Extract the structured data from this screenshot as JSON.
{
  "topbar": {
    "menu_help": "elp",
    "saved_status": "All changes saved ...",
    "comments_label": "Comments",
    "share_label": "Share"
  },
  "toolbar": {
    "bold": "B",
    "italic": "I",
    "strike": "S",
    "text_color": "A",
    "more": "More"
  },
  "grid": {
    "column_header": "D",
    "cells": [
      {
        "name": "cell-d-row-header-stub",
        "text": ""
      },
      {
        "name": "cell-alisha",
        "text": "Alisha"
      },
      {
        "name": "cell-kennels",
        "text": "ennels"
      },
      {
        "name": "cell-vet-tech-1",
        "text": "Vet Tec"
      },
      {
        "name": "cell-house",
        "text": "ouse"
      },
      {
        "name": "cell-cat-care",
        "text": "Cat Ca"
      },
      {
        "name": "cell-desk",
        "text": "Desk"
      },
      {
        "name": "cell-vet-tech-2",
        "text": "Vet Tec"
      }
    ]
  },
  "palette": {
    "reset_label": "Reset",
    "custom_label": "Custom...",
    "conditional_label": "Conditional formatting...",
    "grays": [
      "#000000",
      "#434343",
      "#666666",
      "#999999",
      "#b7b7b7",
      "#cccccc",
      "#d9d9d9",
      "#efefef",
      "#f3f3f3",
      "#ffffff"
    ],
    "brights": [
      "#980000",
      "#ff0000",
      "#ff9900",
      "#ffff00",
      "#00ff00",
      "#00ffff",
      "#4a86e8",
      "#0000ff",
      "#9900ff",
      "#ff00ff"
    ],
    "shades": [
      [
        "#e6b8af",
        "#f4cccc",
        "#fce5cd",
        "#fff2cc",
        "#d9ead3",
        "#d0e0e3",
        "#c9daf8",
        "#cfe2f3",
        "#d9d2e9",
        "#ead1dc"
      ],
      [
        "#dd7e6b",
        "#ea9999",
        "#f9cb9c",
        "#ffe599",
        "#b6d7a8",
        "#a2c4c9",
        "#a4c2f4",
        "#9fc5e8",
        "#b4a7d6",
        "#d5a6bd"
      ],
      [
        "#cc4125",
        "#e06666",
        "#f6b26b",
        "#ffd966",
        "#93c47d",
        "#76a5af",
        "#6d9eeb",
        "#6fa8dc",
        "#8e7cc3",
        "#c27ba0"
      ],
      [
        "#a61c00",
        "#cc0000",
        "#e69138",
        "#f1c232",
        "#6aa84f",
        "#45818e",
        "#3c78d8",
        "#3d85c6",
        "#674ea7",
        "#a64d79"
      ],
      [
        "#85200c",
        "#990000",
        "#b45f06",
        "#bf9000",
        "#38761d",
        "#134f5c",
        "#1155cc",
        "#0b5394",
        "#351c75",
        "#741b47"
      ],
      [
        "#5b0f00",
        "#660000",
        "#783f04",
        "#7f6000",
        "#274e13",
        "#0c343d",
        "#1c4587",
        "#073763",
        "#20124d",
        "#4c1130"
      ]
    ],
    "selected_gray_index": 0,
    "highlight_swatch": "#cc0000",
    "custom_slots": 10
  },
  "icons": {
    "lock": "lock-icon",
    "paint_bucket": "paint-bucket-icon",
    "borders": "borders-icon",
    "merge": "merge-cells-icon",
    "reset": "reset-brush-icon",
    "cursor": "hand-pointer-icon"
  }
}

□ □ □

## Exercise
Look through the data above. Copy every line with the string "tech" in it.

## Written response
        "name": "cell-vet-tech-1",
        "name": "cell-vet-tech-2",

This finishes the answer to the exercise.